= What you are asked to do =
Give only the number of lines where "this" occurs.

= Task data =

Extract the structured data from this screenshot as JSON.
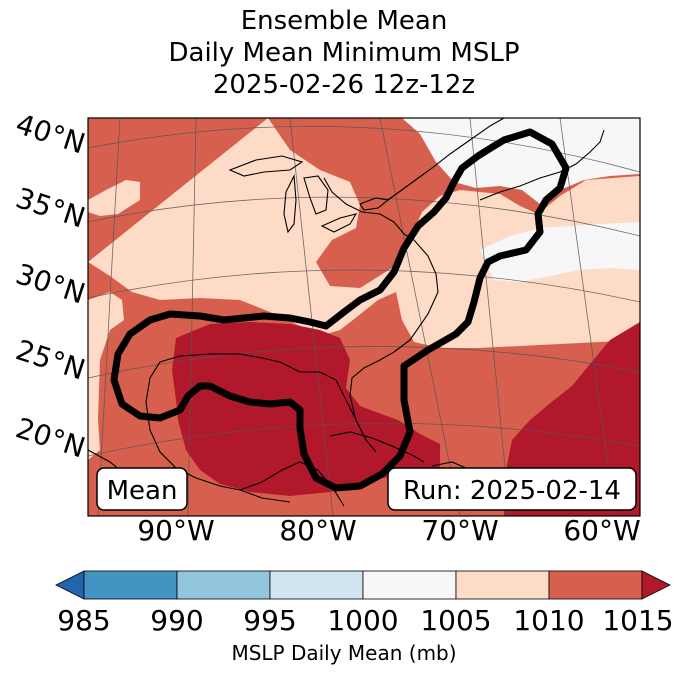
{
  "title": {
    "line1": "Ensemble Mean",
    "line2": "Daily Mean Minimum MSLP",
    "line3": "2025-02-26 12z-12z"
  },
  "lat_labels": [
    "40°N",
    "35°N",
    "30°N",
    "25°N",
    "20°N"
  ],
  "lon_labels": [
    "90°W",
    "80°W",
    "70°W",
    "60°W"
  ],
  "boxes": {
    "mean": "Mean",
    "run": "Run: 2025-02-14"
  },
  "colorbar": {
    "ticks": [
      "985",
      "990",
      "995",
      "1000",
      "1005",
      "1010",
      "1015"
    ],
    "label": "MSLP Daily Mean (mb)",
    "colors": [
      "#2166ac",
      "#4393c3",
      "#92c5de",
      "#d1e5f0",
      "#f7f7f7",
      "#fddbc7",
      "#d6604d",
      "#b2182b"
    ]
  },
  "field_colors": {
    "p1000_1005": "#f7f7f7",
    "p1005_1010": "#fddbc7",
    "p1010_1015": "#d6604d",
    "p1015_plus": "#b2182b"
  }
}
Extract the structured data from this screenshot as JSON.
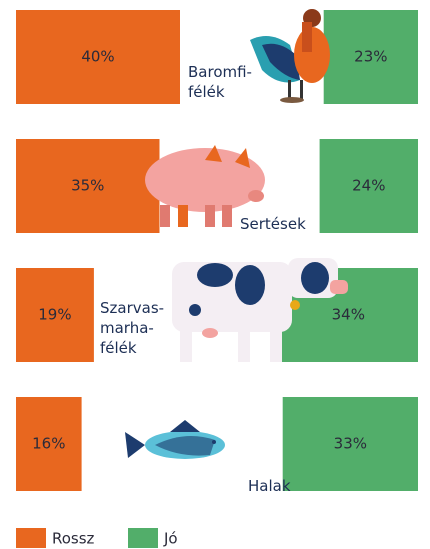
{
  "chart_data": {
    "type": "bar",
    "categories": [
      "Baromfi-\nfélék",
      "Sertések",
      "Szarvas-\nmarha-\nfélék",
      "Halak"
    ],
    "series": [
      {
        "name": "Rossz",
        "color": "#e8671f",
        "values": [
          40,
          35,
          19,
          16
        ],
        "value_labels": [
          "40%",
          "35%",
          "19%",
          "16%"
        ]
      },
      {
        "name": "Jó",
        "color": "#52ae6a",
        "values": [
          23,
          24,
          34,
          33
        ],
        "value_labels": [
          "23%",
          "24%",
          "34%",
          "33%"
        ]
      }
    ]
  }
}
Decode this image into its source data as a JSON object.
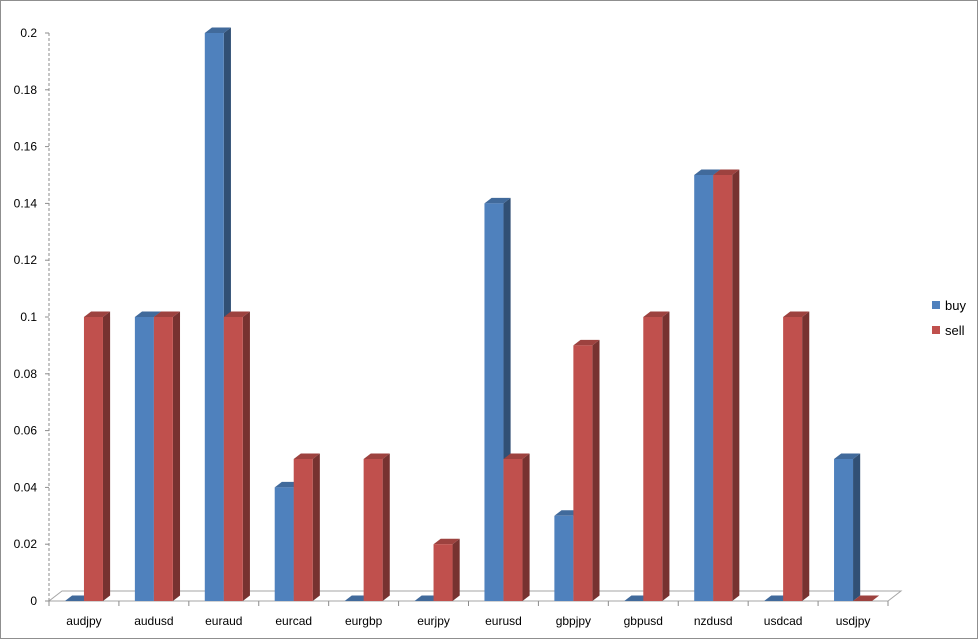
{
  "chart_data": {
    "type": "bar",
    "style": "3d-clustered-column",
    "categories": [
      "audjpy",
      "audusd",
      "euraud",
      "eurcad",
      "eurgbp",
      "eurjpy",
      "eurusd",
      "gbpjpy",
      "gbpusd",
      "nzdusd",
      "usdcad",
      "usdjpy"
    ],
    "series": [
      {
        "name": "buy",
        "color": "#4F81BD",
        "values": [
          0,
          0.1,
          0.2,
          0.04,
          0,
          0,
          0.14,
          0.03,
          0,
          0.15,
          0,
          0.05
        ]
      },
      {
        "name": "sell",
        "color": "#C0504D",
        "values": [
          0.1,
          0.1,
          0.1,
          0.05,
          0.05,
          0.02,
          0.05,
          0.09,
          0.1,
          0.15,
          0.1,
          0
        ]
      }
    ],
    "y_ticks": [
      "0",
      "0.02",
      "0.04",
      "0.06",
      "0.08",
      "0.1",
      "0.12",
      "0.14",
      "0.16",
      "0.18",
      "0.2"
    ],
    "ylim": [
      0,
      0.2
    ],
    "title": "",
    "xlabel": "",
    "ylabel": "",
    "grid": false,
    "legend": "right"
  }
}
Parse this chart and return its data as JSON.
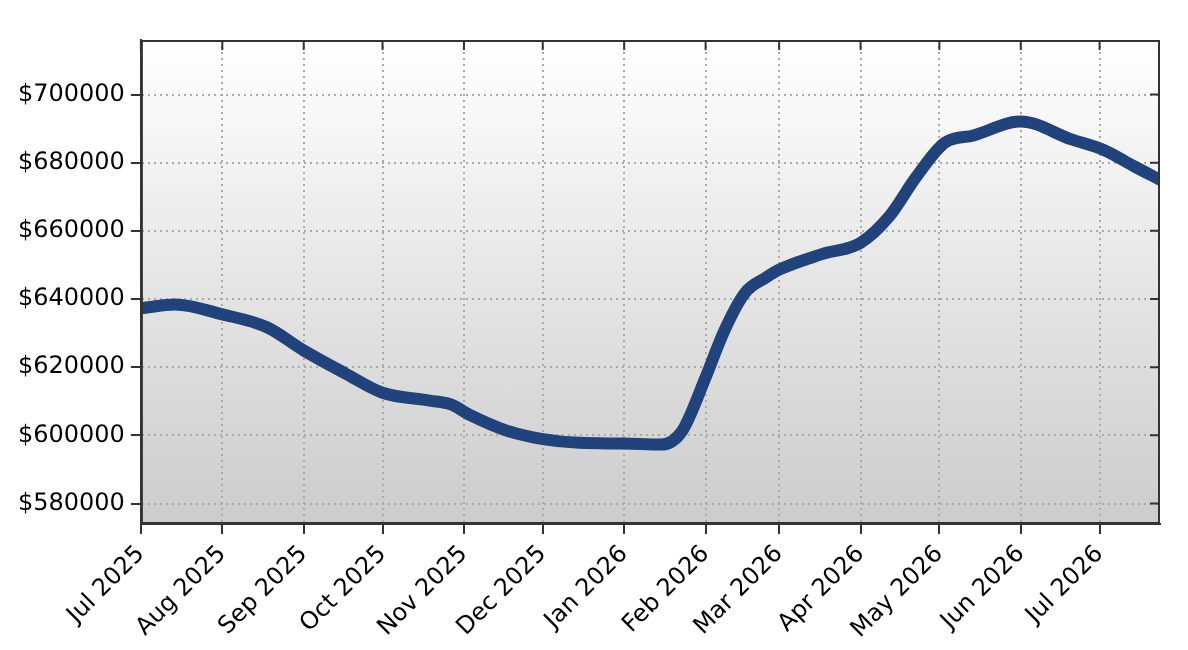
{
  "chart_data": {
    "type": "line",
    "x": [
      "2025-07-01",
      "2025-07-14",
      "2025-08-01",
      "2025-08-18",
      "2025-09-01",
      "2025-09-17",
      "2025-10-01",
      "2025-10-19",
      "2025-10-27",
      "2025-11-03",
      "2025-11-18",
      "2025-12-01",
      "2025-12-15",
      "2026-01-01",
      "2026-01-15",
      "2026-01-23",
      "2026-02-01",
      "2026-02-08",
      "2026-02-16",
      "2026-02-24",
      "2026-03-01",
      "2026-03-17",
      "2026-04-01",
      "2026-04-12",
      "2026-04-22",
      "2026-05-03",
      "2026-05-14",
      "2026-06-01",
      "2026-06-20",
      "2026-07-03",
      "2026-07-14",
      "2026-07-24"
    ],
    "series": [
      {
        "color": "#21427a",
        "values": [
          637300,
          638400,
          635500,
          631700,
          624900,
          618100,
          612500,
          610200,
          609100,
          606100,
          601200,
          598900,
          597800,
          597600,
          597300,
          601200,
          617000,
          630500,
          641800,
          646300,
          648600,
          653100,
          656500,
          664300,
          675600,
          685800,
          688000,
          692100,
          686900,
          683600,
          679000,
          675000
        ]
      }
    ],
    "xlim": [
      "2025-07-01",
      "2026-07-24"
    ],
    "xticks": [
      {
        "value": "2025-07",
        "label": "Jul 2025"
      },
      {
        "value": "2025-08",
        "label": "Aug 2025"
      },
      {
        "value": "2025-09",
        "label": "Sep 2025"
      },
      {
        "value": "2025-10",
        "label": "Oct 2025"
      },
      {
        "value": "2025-11",
        "label": "Nov 2025"
      },
      {
        "value": "2025-12",
        "label": "Dec 2025"
      },
      {
        "value": "2026-01",
        "label": "Jan 2026"
      },
      {
        "value": "2026-02",
        "label": "Feb 2026"
      },
      {
        "value": "2026-03",
        "label": "Mar 2026"
      },
      {
        "value": "2026-04",
        "label": "Apr 2026"
      },
      {
        "value": "2026-05",
        "label": "May 2026"
      },
      {
        "value": "2026-06",
        "label": "Jun 2026"
      },
      {
        "value": "2026-07",
        "label": "Jul 2026"
      }
    ],
    "ylim": [
      574000,
      716000
    ],
    "yticks": [
      {
        "value": 580000,
        "label": "$580000"
      },
      {
        "value": 600000,
        "label": "$600000"
      },
      {
        "value": 620000,
        "label": "$620000"
      },
      {
        "value": 640000,
        "label": "$640000"
      },
      {
        "value": 660000,
        "label": "$660000"
      },
      {
        "value": 680000,
        "label": "$680000"
      },
      {
        "value": 700000,
        "label": "$700000"
      }
    ],
    "grid": true,
    "legend": false,
    "marker": "none",
    "line_style": "solid"
  }
}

= Final result =
4